==== INPUT DATA ====

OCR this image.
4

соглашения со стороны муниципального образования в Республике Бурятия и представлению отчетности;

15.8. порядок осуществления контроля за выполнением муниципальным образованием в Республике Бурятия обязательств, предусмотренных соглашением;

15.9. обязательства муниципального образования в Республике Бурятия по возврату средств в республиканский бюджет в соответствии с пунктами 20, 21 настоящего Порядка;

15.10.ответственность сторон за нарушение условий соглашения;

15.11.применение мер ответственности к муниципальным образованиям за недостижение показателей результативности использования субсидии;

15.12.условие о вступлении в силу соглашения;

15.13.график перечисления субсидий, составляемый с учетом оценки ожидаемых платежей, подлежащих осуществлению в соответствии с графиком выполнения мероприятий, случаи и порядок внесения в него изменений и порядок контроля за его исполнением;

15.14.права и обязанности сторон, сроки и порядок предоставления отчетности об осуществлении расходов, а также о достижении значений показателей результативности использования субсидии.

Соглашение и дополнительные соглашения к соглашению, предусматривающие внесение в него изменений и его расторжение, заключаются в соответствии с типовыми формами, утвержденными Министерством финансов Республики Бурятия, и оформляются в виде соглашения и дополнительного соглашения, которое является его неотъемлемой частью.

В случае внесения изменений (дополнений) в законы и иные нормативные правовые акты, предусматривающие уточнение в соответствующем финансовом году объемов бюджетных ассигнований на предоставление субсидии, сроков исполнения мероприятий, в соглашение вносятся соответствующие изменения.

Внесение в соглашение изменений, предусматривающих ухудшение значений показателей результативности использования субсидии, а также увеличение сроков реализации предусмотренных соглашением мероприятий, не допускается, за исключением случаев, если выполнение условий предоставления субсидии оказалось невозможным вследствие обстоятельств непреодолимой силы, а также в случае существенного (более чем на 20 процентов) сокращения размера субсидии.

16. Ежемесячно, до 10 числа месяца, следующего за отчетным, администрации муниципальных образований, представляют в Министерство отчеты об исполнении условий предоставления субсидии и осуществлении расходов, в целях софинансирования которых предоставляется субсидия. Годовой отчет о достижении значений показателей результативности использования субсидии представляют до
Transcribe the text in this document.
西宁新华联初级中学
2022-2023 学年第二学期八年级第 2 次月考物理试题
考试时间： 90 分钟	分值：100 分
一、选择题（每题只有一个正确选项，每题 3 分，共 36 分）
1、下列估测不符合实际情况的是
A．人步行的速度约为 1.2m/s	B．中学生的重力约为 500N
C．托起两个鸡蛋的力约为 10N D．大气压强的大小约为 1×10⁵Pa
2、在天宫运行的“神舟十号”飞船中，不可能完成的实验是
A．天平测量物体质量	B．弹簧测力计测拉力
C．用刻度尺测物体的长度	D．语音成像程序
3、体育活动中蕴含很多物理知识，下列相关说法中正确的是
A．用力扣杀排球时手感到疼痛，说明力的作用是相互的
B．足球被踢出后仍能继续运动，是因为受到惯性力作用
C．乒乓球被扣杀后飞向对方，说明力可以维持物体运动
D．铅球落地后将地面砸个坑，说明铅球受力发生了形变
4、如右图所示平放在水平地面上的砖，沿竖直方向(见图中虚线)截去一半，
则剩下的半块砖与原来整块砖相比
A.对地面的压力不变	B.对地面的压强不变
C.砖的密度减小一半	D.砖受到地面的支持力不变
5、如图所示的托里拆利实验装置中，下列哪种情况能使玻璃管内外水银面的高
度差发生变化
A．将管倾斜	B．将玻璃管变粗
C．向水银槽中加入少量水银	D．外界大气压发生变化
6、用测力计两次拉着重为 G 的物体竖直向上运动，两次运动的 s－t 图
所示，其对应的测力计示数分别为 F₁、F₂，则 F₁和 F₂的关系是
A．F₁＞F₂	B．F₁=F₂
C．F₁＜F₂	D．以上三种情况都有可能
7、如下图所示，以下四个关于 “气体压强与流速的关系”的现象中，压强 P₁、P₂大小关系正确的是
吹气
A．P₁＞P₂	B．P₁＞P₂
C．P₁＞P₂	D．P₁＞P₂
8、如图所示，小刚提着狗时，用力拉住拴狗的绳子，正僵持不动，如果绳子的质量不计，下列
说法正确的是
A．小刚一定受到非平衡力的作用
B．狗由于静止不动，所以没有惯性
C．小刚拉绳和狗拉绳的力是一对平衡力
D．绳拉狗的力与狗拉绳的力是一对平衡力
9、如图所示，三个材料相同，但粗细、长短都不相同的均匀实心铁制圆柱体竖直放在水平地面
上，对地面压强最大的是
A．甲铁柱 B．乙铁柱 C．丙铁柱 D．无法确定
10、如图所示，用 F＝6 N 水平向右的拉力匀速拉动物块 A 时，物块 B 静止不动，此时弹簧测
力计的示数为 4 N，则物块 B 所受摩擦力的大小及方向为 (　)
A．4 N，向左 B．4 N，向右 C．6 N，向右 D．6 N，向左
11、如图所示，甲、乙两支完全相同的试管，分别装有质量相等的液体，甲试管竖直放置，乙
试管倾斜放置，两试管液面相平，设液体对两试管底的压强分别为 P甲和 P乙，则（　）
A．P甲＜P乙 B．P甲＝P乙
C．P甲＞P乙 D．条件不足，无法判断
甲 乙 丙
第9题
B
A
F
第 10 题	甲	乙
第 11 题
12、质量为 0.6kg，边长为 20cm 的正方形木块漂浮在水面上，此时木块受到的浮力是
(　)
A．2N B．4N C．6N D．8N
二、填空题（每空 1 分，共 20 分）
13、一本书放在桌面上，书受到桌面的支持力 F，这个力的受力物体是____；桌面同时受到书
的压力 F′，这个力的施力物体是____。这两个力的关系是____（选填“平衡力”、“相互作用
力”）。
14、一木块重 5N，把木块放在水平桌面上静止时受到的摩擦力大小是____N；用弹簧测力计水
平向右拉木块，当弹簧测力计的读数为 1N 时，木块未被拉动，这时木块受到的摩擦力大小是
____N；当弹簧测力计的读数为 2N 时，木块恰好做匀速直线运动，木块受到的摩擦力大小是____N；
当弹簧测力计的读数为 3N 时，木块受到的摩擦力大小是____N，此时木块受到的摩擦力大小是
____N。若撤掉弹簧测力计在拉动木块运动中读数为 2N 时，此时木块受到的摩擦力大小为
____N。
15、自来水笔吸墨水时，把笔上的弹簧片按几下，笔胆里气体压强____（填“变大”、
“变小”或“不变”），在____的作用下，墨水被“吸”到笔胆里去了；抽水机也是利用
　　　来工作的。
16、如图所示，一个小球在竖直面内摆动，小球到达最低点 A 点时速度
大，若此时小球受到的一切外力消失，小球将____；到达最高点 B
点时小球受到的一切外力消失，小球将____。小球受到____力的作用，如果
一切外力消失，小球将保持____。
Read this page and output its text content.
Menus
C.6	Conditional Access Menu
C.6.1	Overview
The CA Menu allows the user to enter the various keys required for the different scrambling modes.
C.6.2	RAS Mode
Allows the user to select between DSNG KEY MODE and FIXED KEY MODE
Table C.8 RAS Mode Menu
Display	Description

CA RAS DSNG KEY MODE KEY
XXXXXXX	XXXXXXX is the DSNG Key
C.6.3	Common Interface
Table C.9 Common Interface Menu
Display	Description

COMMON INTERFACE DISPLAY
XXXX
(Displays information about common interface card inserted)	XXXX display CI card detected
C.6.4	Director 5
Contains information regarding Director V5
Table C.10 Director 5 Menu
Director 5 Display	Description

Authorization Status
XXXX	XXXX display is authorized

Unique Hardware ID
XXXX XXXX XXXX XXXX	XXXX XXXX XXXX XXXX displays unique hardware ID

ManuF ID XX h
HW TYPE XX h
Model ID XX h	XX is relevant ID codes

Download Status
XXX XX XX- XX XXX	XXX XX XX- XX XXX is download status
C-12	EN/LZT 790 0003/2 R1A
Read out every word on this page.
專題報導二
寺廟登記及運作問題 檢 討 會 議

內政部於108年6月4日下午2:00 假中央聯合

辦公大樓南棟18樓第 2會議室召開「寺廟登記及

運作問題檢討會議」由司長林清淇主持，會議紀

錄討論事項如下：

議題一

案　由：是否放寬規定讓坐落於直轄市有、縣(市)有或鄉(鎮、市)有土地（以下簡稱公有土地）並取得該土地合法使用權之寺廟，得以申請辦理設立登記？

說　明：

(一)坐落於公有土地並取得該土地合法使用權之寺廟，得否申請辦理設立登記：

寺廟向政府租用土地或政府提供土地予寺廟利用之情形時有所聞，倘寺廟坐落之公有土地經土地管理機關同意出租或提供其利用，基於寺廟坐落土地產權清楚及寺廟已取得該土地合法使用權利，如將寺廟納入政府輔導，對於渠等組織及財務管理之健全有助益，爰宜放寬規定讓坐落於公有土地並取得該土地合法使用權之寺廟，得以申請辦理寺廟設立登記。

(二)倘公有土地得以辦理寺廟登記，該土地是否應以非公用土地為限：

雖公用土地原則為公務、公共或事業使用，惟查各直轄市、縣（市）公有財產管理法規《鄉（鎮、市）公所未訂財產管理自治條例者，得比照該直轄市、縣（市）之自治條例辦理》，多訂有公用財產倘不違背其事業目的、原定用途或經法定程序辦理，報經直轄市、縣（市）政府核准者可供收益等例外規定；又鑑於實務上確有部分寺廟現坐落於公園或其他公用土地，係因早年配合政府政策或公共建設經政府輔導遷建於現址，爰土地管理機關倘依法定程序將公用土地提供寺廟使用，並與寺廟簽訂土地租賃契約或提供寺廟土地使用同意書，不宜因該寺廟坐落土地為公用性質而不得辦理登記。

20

====

**PROBLEM TO SOLVE**: Note how many lines in the material hold the word "соответствии", and give that number with nothing added.

**WORKED ANSWER**: 3